------ Records ------

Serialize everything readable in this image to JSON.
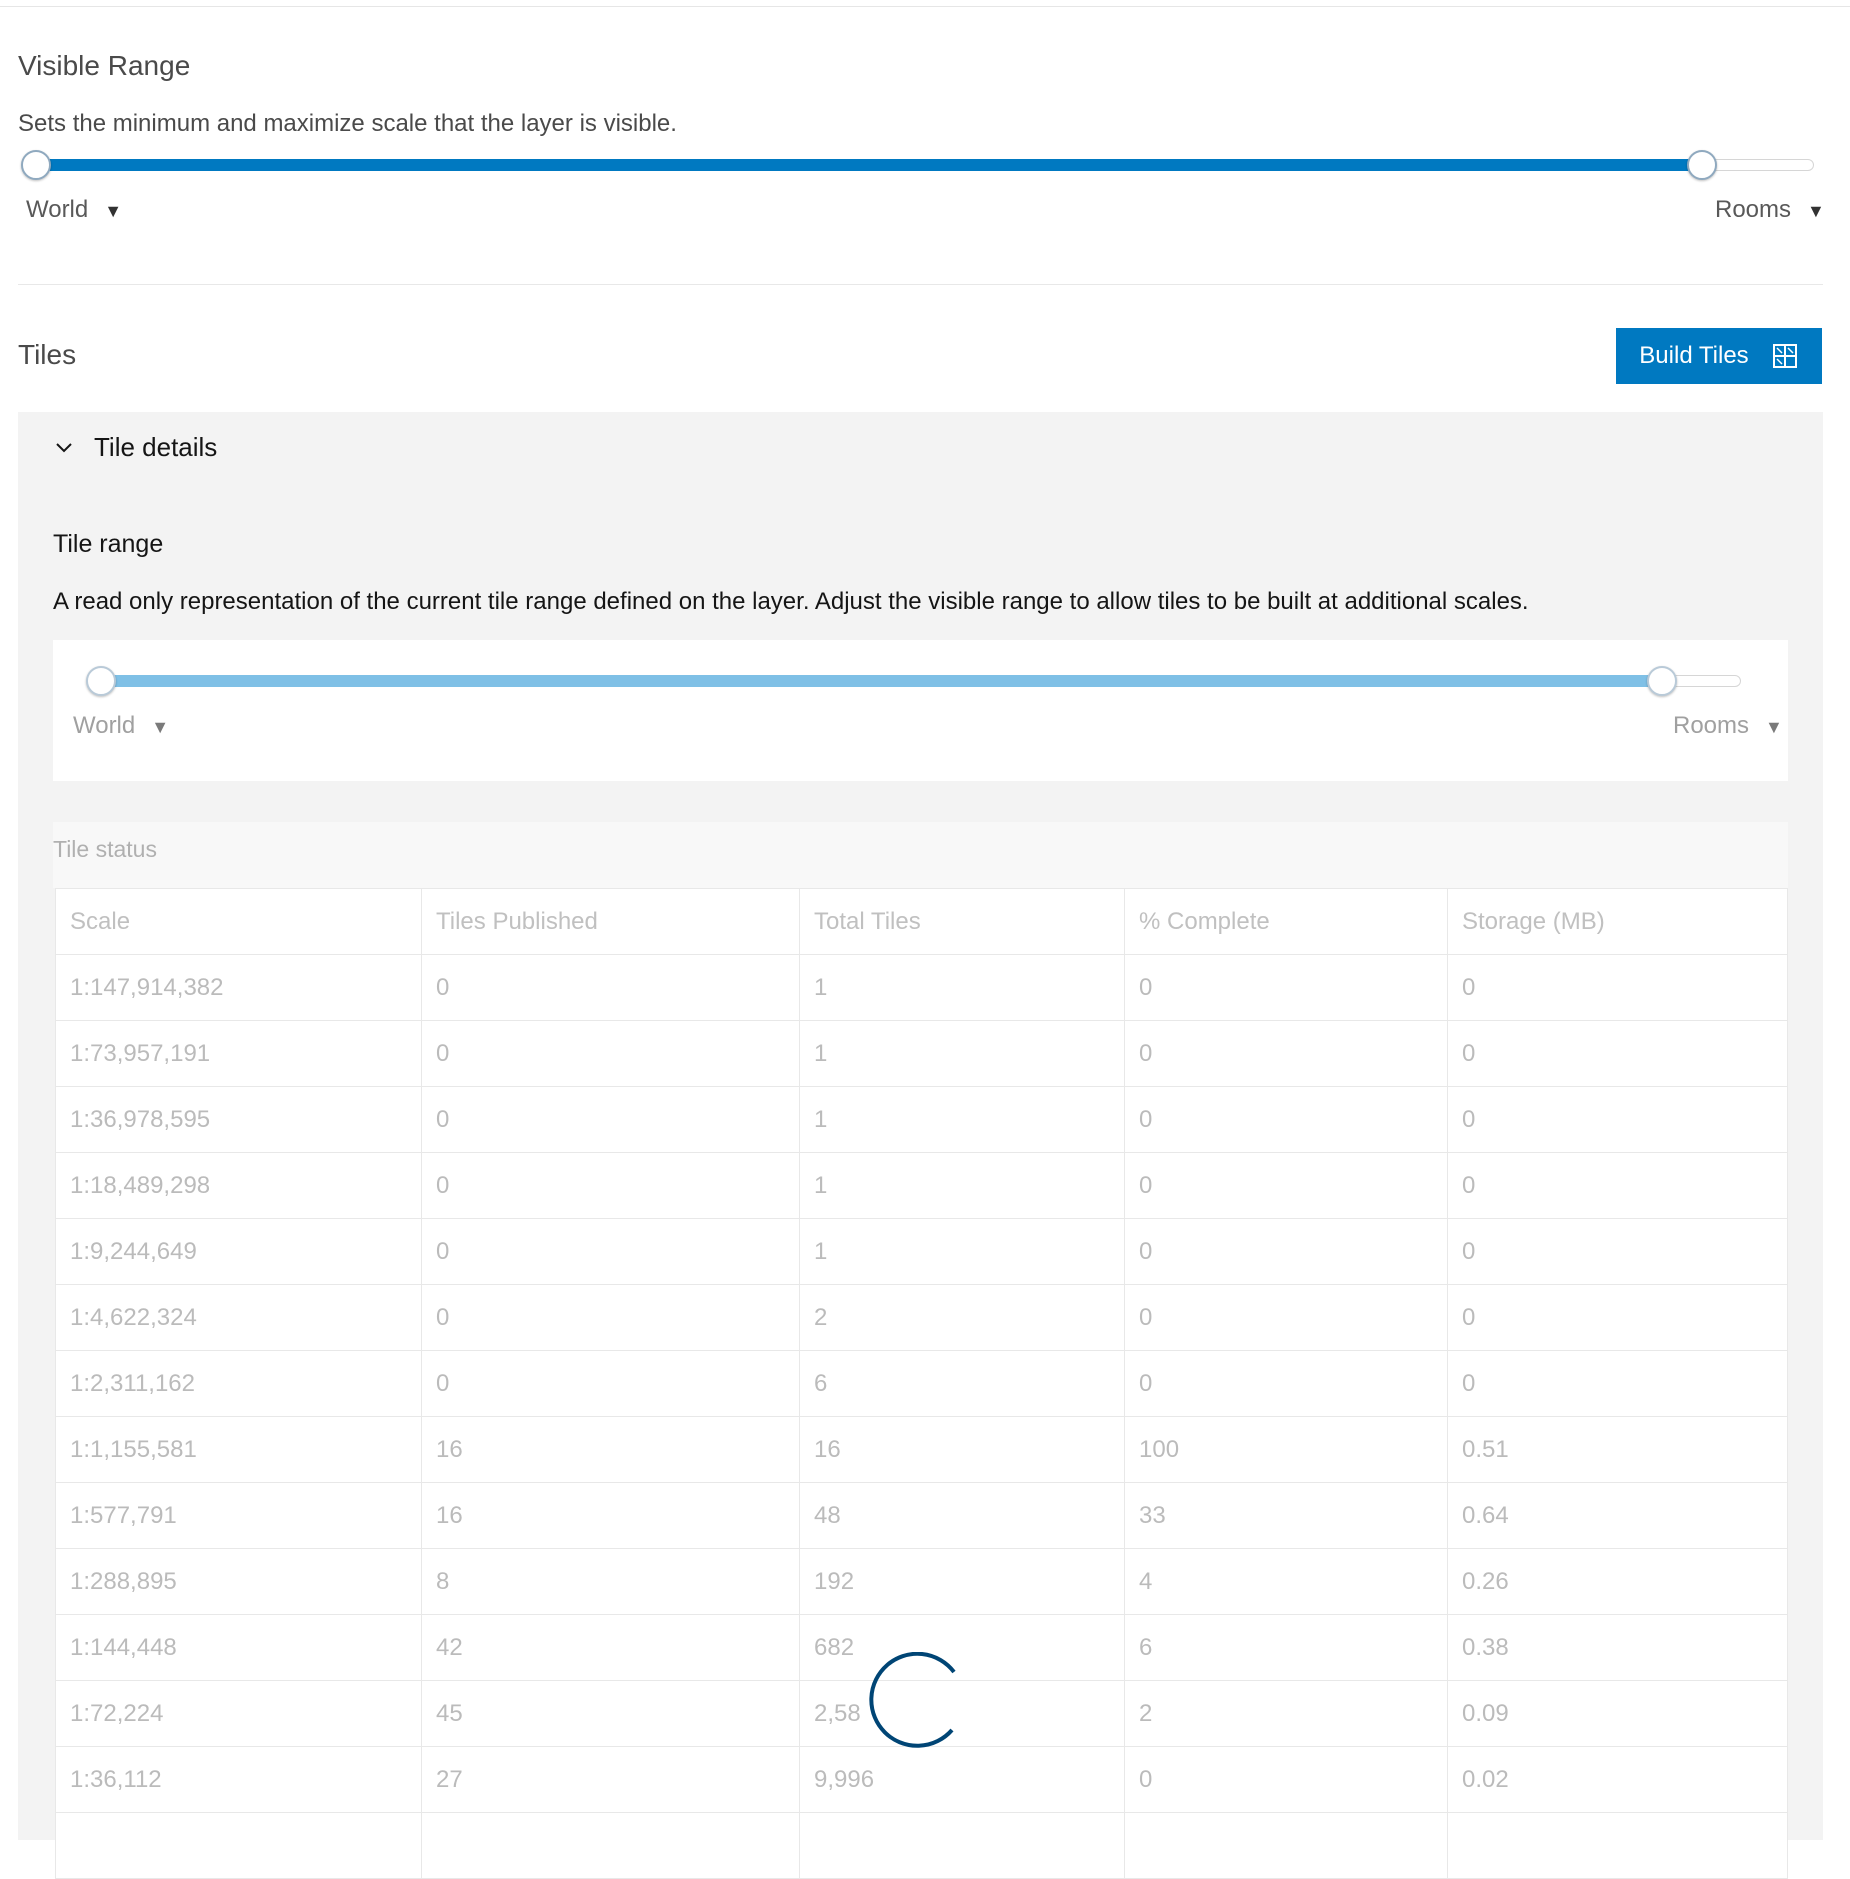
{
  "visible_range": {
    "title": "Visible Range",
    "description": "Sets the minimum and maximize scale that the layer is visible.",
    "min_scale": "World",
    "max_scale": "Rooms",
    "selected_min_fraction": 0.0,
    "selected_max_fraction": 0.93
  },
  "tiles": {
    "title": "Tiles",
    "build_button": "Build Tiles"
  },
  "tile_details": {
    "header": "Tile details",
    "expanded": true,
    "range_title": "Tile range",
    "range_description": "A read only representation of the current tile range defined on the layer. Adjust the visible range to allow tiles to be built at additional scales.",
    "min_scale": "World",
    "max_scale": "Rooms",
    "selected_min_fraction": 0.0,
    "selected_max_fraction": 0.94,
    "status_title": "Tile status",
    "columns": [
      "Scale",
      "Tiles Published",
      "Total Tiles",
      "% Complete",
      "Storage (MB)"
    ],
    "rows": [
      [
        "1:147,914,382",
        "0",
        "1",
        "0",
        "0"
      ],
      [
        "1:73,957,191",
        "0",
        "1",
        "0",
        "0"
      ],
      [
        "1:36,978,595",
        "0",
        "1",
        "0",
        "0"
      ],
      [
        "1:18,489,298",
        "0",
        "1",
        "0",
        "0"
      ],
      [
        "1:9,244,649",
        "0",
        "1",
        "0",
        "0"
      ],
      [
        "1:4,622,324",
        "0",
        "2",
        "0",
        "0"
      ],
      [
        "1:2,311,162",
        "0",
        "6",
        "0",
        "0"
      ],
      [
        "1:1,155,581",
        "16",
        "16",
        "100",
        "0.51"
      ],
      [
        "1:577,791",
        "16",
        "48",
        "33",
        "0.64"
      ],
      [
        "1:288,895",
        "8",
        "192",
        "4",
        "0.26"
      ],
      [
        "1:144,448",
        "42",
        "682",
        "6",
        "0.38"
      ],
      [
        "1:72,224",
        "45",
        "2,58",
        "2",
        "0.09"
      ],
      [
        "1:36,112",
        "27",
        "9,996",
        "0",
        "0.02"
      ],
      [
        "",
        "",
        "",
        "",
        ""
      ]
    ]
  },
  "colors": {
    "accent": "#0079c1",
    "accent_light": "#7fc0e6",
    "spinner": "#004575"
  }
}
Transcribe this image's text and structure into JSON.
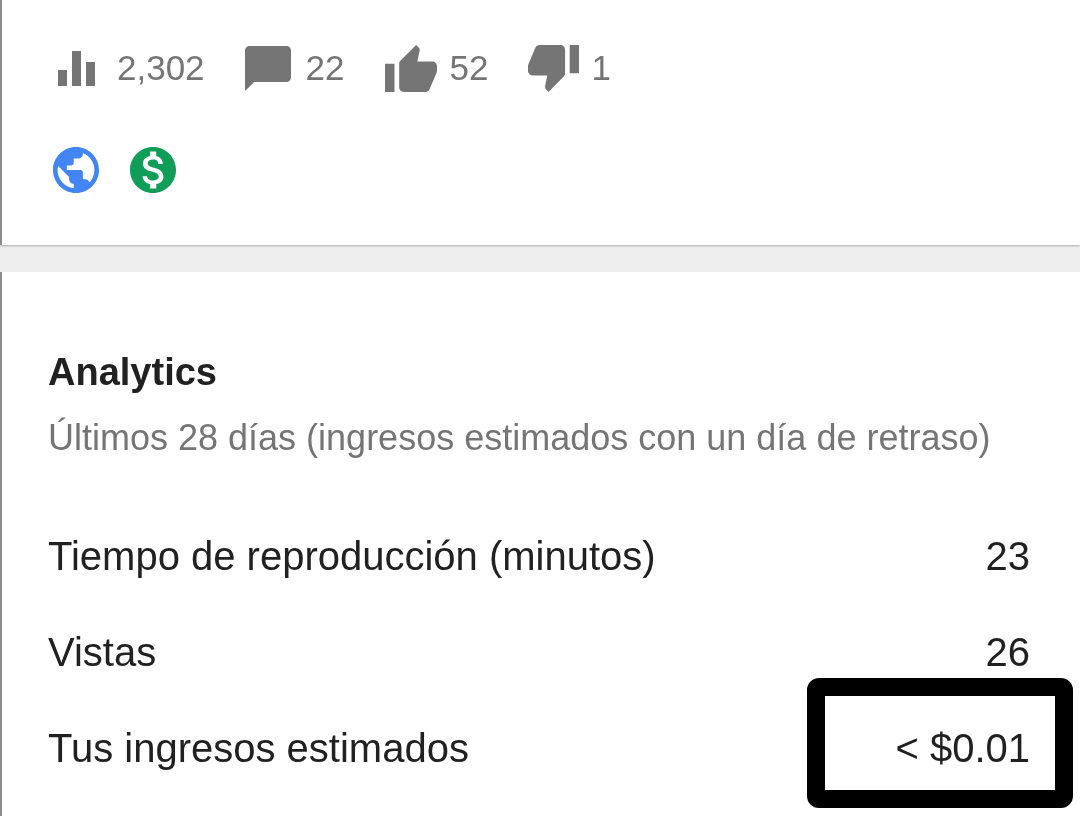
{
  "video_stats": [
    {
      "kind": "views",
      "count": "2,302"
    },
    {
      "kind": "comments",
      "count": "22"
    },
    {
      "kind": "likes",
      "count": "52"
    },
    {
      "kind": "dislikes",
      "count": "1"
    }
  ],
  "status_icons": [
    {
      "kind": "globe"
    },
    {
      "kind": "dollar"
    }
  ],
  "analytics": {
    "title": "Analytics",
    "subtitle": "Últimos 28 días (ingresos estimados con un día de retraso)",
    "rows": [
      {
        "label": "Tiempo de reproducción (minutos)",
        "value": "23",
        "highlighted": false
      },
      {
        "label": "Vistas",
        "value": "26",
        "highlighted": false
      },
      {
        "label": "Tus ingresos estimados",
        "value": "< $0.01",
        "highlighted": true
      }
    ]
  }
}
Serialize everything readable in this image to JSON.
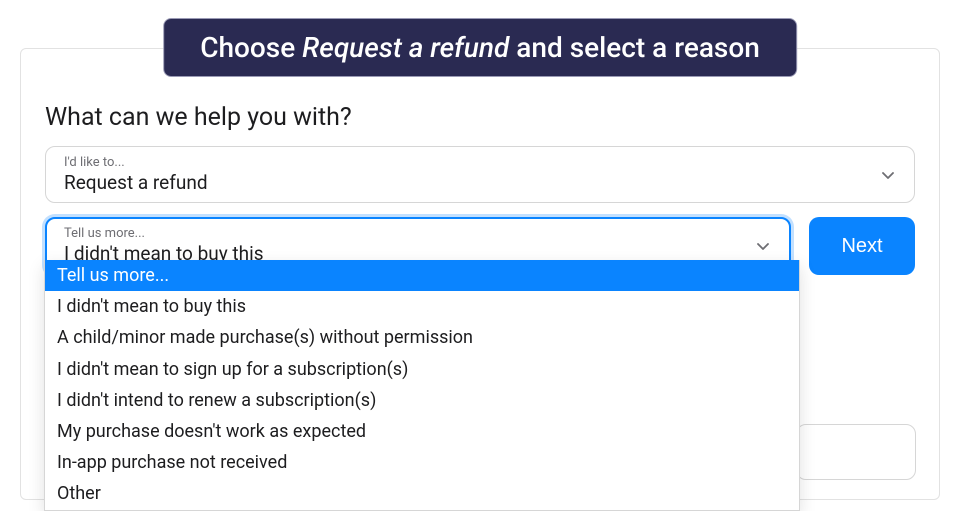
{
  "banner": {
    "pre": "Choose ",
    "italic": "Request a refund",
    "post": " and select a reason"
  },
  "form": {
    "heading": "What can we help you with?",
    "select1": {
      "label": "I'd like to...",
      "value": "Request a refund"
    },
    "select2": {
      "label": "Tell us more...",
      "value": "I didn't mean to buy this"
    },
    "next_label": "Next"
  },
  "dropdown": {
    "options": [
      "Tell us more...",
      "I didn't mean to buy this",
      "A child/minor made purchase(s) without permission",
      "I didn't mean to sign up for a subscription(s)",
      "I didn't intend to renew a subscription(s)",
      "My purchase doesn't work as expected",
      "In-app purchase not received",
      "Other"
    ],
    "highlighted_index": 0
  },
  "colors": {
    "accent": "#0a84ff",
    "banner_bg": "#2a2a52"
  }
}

------

Work instructions =>
Reproduce the entries above without change, omitting all pictures.

Problem solution =>
Serialize everything readable in this image to JSON.
{
  "visible_range": {
    "title": "Visible Range",
    "description": "Sets the minimum and maximize scale that the layer is visible.",
    "min_scale": "World",
    "max_scale": "Rooms",
    "selected_min_fraction": 0.0,
    "selected_max_fraction": 0.93
  },
  "tiles": {
    "title": "Tiles",
    "build_button": "Build Tiles"
  },
  "tile_details": {
    "header": "Tile details",
    "expanded": true,
    "range_title": "Tile range",
    "range_description": "A read only representation of the current tile range defined on the layer. Adjust the visible range to allow tiles to be built at additional scales.",
    "min_scale": "World",
    "max_scale": "Rooms",
    "selected_min_fraction": 0.0,
    "selected_max_fraction": 0.94,
    "status_title": "Tile status",
    "columns": [
      "Scale",
      "Tiles Published",
      "Total Tiles",
      "% Complete",
      "Storage (MB)"
    ],
    "rows": [
      [
        "1:147,914,382",
        "0",
        "1",
        "0",
        "0"
      ],
      [
        "1:73,957,191",
        "0",
        "1",
        "0",
        "0"
      ],
      [
        "1:36,978,595",
        "0",
        "1",
        "0",
        "0"
      ],
      [
        "1:18,489,298",
        "0",
        "1",
        "0",
        "0"
      ],
      [
        "1:9,244,649",
        "0",
        "1",
        "0",
        "0"
      ],
      [
        "1:4,622,324",
        "0",
        "2",
        "0",
        "0"
      ],
      [
        "1:2,311,162",
        "0",
        "6",
        "0",
        "0"
      ],
      [
        "1:1,155,581",
        "16",
        "16",
        "100",
        "0.51"
      ],
      [
        "1:577,791",
        "16",
        "48",
        "33",
        "0.64"
      ],
      [
        "1:288,895",
        "8",
        "192",
        "4",
        "0.26"
      ],
      [
        "1:144,448",
        "42",
        "682",
        "6",
        "0.38"
      ],
      [
        "1:72,224",
        "45",
        "2,58",
        "2",
        "0.09"
      ],
      [
        "1:36,112",
        "27",
        "9,996",
        "0",
        "0.02"
      ],
      [
        "",
        "",
        "",
        "",
        ""
      ]
    ]
  },
  "colors": {
    "accent": "#0079c1",
    "accent_light": "#7fc0e6",
    "spinner": "#004575"
  }
}
Transcribe this image's text and structure into JSON.
{
  "video_stats": [
    {
      "kind": "views",
      "count": "2,302"
    },
    {
      "kind": "comments",
      "count": "22"
    },
    {
      "kind": "likes",
      "count": "52"
    },
    {
      "kind": "dislikes",
      "count": "1"
    }
  ],
  "status_icons": [
    {
      "kind": "globe"
    },
    {
      "kind": "dollar"
    }
  ],
  "analytics": {
    "title": "Analytics",
    "subtitle": "Últimos 28 días (ingresos estimados con un día de retraso)",
    "rows": [
      {
        "label": "Tiempo de reproducción (minutos)",
        "value": "23",
        "highlighted": false
      },
      {
        "label": "Vistas",
        "value": "26",
        "highlighted": false
      },
      {
        "label": "Tus ingresos estimados",
        "value": "< $0.01",
        "highlighted": true
      }
    ]
  }
}
Serialize everything readable in this image to JSON.
{
  "banner": {
    "pre": "Choose ",
    "italic": "Request a refund",
    "post": " and select a reason"
  },
  "form": {
    "heading": "What can we help you with?",
    "select1": {
      "label": "I'd like to...",
      "value": "Request a refund"
    },
    "select2": {
      "label": "Tell us more...",
      "value": "I didn't mean to buy this"
    },
    "next_label": "Next"
  },
  "dropdown": {
    "options": [
      "Tell us more...",
      "I didn't mean to buy this",
      "A child/minor made purchase(s) without permission",
      "I didn't mean to sign up for a subscription(s)",
      "I didn't intend to renew a subscription(s)",
      "My purchase doesn't work as expected",
      "In-app purchase not received",
      "Other"
    ],
    "highlighted_index": 0
  },
  "colors": {
    "accent": "#0a84ff",
    "banner_bg": "#2a2a52"
  }
}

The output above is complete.